**Written instruction**. Copy exactly the records that begin with the line containing "elapsed-value: 00:05:00 xyxy=(845,403,895,417)" and end with the line containing "progress-bar xyxy=(451,424,1709,427)", including both of those lines.

--------------------

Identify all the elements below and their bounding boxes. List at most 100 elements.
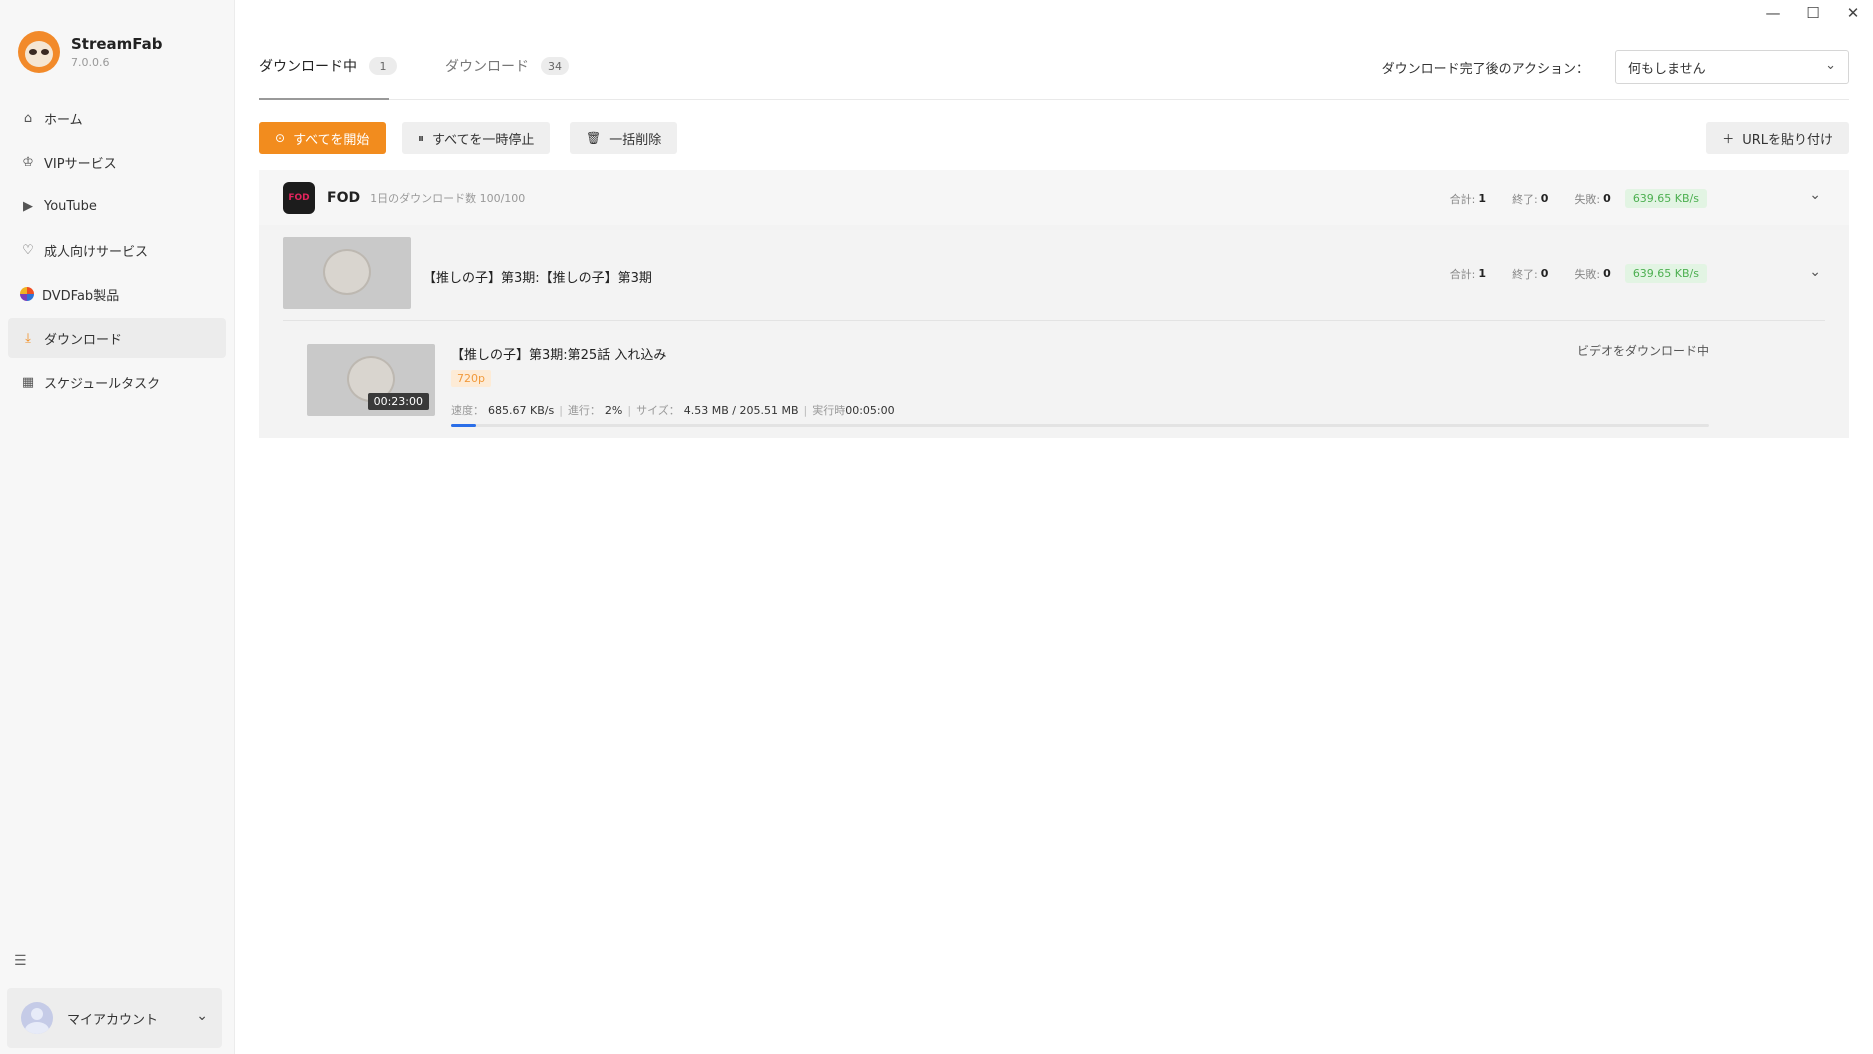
elapsed-value: 00:05:00 xyxy=(845,403,895,417)
chevron-down-icon[interactable]: ⌄ xyxy=(1809,187,1821,203)
vip-crown-icon: ♔ xyxy=(22,154,34,170)
failed-label: 失敗: xyxy=(1574,192,1601,206)
fod-logo-icon: FOD xyxy=(283,181,315,214)
progress-bar xyxy=(451,424,1709,427)
app-version: 7.0.0.6 xyxy=(71,56,110,69)
app-window: StreamFab 7.0.0.6 ⌂ ホーム ♔ VIPサービス ▶ YouT… xyxy=(0,0,1873,1054)
done-value: 0 xyxy=(1540,192,1549,205)
sidebar-item-vip[interactable]: ♔ VIPサービス xyxy=(8,142,226,182)
tab-downloaded[interactable]: ダウンロード 34 xyxy=(445,56,569,76)
sidebar-item-download[interactable]: ⤓ ダウンロード xyxy=(8,318,226,358)
app-name: StreamFab xyxy=(71,35,163,53)
tab-count-badge: 1 xyxy=(369,57,397,75)
total-label: 合計: xyxy=(1449,192,1476,206)
group-speed-badge: 639.65 KB/s xyxy=(1624,189,1707,208)
start-all-button[interactable]: ⊙ すべてを開始 xyxy=(259,122,386,154)
episode-meta: 速度： 685.67 KB/s | 進行： 2% | サイズ： 4.53 MB / 2… xyxy=(451,402,895,418)
fod-logo-text: FOD xyxy=(288,192,310,203)
meta-separator: | xyxy=(627,403,632,417)
duration-badge: 00:23:00 xyxy=(367,393,429,410)
group-stats: 合計: 1 終了: 0 失敗: 0 639.65 KB/s xyxy=(1450,189,1707,208)
size-label: サイズ： xyxy=(636,404,680,417)
episode-thumbnail: 00:23:00 xyxy=(307,344,435,416)
streamfab-logo-icon xyxy=(18,31,60,73)
progress-fill xyxy=(451,424,477,427)
group-name: FOD xyxy=(327,189,361,206)
tab-count-badge: 34 xyxy=(541,57,569,75)
paste-url-label: URLを貼り付け xyxy=(1742,132,1833,148)
sidebar-item-label: YouTube xyxy=(44,198,97,214)
brand-text: StreamFab 7.0.0.6 xyxy=(71,35,163,69)
pause-circle-icon: ⏸ xyxy=(418,130,425,145)
download-icon: ⤓ xyxy=(25,330,31,346)
sidebar-item-label: スケジュールタスク xyxy=(44,376,161,392)
chevron-down-icon: ⌄ xyxy=(1825,58,1836,73)
dvdfab-logo-icon xyxy=(20,287,34,301)
failed-label: 失敗: xyxy=(1574,267,1601,281)
heart-icon: ♡ xyxy=(22,242,34,258)
speed-value: 685.67 KB/s xyxy=(488,403,555,417)
toolbar: ⊙ すべてを開始 ⏸ すべてを一時停止 🗑 一括削除 ＋ URLを貼り付け xyxy=(259,122,1849,154)
chevron-down-icon: ⌄ xyxy=(196,1008,208,1024)
download-group-fod: FOD FOD 1日のダウンロード数 100/100 合計: 1 終了: 0 失敗:… xyxy=(259,170,1849,438)
sidebar-item-label: DVDFab製品 xyxy=(42,288,120,304)
after-action-label: ダウンロード完了後のアクション： xyxy=(1381,62,1589,77)
sidebar-item-label: ダウンロード xyxy=(44,332,123,348)
pause-all-button[interactable]: ⏸ すべてを一時停止 xyxy=(402,122,551,154)
account-menu[interactable]: マイアカウント ⌄ xyxy=(7,988,222,1048)
youtube-play-icon: ▶ xyxy=(23,198,33,214)
maximize-icon[interactable]: ☐ xyxy=(1793,0,1833,26)
trash-icon: 🗑 xyxy=(586,131,602,145)
total-value: 1 xyxy=(1478,192,1487,205)
series-row[interactable]: 【推しの子】第3期:【推しの子】第3期 合計: 1 終了: 0 失敗: 0 639.6… xyxy=(283,237,1825,309)
elapsed-label: 実行時 xyxy=(812,404,846,417)
delete-all-button[interactable]: 🗑 一括削除 xyxy=(570,122,678,154)
sidebar-item-label: 成人向けサービス xyxy=(44,244,149,260)
sidebar-item-label: ホーム xyxy=(44,112,83,128)
active-tab-underline xyxy=(259,98,389,100)
group-daily-limit: 1日のダウンロード数 100/100 xyxy=(370,191,526,205)
collapse-sidebar-icon[interactable]: ☰ xyxy=(14,953,27,969)
logo-eye xyxy=(29,49,37,55)
minimize-icon[interactable]: — xyxy=(1753,0,1793,26)
sidebar-item-label: VIPサービス xyxy=(44,156,117,172)
failed-value: 0 xyxy=(1603,192,1611,205)
episode-item[interactable]: 00:23:00 【推しの子】第3期:第25話 入れ込み 720p ビデオをダウ… xyxy=(307,330,1709,430)
total-label: 合計: xyxy=(1449,267,1476,281)
done-value: 0 xyxy=(1540,267,1549,280)
calendar-icon: ▦ xyxy=(21,374,35,390)
progress-label: 進行： xyxy=(567,404,601,417)
sidebar-item-home[interactable]: ⌂ ホーム xyxy=(8,98,226,138)
sidebar-item-youtube[interactable]: ▶ YouTube xyxy=(8,186,226,226)
play-circle-icon: ⊙ xyxy=(275,131,286,145)
sidebar-item-schedule[interactable]: ▦ スケジュールタスク xyxy=(8,362,226,402)
group-header[interactable]: FOD FOD 1日のダウンロード数 100/100 合計: 1 終了: 0 失敗:… xyxy=(259,170,1849,225)
size-value: 4.53 MB / 205.51 MB xyxy=(683,403,799,417)
tab-label: ダウンロード中 xyxy=(259,59,357,75)
done-label: 終了: xyxy=(1512,192,1538,206)
after-action-select[interactable]: 何もしません ⌄ xyxy=(1615,50,1849,84)
sidebar-item-dvdfab[interactable]: DVDFab製品 xyxy=(8,274,226,314)
account-label: マイアカウント xyxy=(67,1012,159,1028)
episode-status: ビデオをダウンロード中 xyxy=(1576,344,1709,358)
done-label: 終了: xyxy=(1512,267,1538,281)
chevron-down-icon[interactable]: ⌄ xyxy=(1809,264,1821,280)
tab-downloading[interactable]: ダウンロード中 1 xyxy=(259,56,397,76)
start-all-label: すべてを開始 xyxy=(293,132,370,148)
quality-badge: 720p xyxy=(451,370,491,387)
close-icon[interactable]: ✕ xyxy=(1833,0,1873,26)
series-thumbnail xyxy=(283,237,411,309)
sidebar-nav: ⌂ ホーム ♔ VIPサービス ▶ YouTube ♡ 成人向けサービス DVD… xyxy=(0,98,234,402)
series-title: 【推しの子】第3期:【推しの子】第3期 xyxy=(423,271,652,286)
total-value: 1 xyxy=(1478,267,1487,280)
home-icon: ⌂ xyxy=(23,110,33,126)
failed-value: 0 xyxy=(1603,267,1611,280)
sidebar-item-adult[interactable]: ♡ 成人向けサービス xyxy=(8,230,226,270)
avatar xyxy=(21,1002,53,1034)
series-speed-badge: 639.65 KB/s xyxy=(1624,264,1707,283)
logo-face xyxy=(25,41,53,67)
paste-url-button[interactable]: ＋ URLを貼り付け xyxy=(1706,122,1849,154)
pause-all-label: すべてを一時停止 xyxy=(432,132,535,148)
meta-separator: | xyxy=(559,403,563,417)
tab-label: ダウンロード xyxy=(445,59,529,75)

--------------------

**The reply**.
elapsed-value: 00:05:00 xyxy=(845,403,895,417)
chevron-down-icon[interactable]: ⌄ xyxy=(1809,187,1821,203)
vip-crown-icon: ♔ xyxy=(22,154,34,170)
failed-label: 失敗: xyxy=(1574,192,1601,206)
fod-logo-icon: FOD xyxy=(283,181,315,214)
progress-bar xyxy=(451,424,1709,427)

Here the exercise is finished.